_Source records_
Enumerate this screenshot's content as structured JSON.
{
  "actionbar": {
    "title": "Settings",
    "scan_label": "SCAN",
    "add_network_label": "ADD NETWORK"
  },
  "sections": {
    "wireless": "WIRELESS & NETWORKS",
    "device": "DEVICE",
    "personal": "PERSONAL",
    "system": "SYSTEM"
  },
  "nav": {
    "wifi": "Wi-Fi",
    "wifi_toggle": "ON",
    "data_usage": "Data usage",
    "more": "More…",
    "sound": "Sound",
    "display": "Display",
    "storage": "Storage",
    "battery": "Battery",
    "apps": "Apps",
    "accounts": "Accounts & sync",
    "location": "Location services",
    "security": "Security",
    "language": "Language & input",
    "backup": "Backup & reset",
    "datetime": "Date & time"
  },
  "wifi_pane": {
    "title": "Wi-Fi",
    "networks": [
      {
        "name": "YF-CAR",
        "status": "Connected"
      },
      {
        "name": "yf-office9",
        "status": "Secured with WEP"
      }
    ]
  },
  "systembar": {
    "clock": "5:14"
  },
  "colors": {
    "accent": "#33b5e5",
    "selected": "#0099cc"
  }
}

_Your objective_
Look through the entries above and report each line where the string "status" occurs.

_Solution_
        "status": "Connected"
        "status": "Secured with WEP"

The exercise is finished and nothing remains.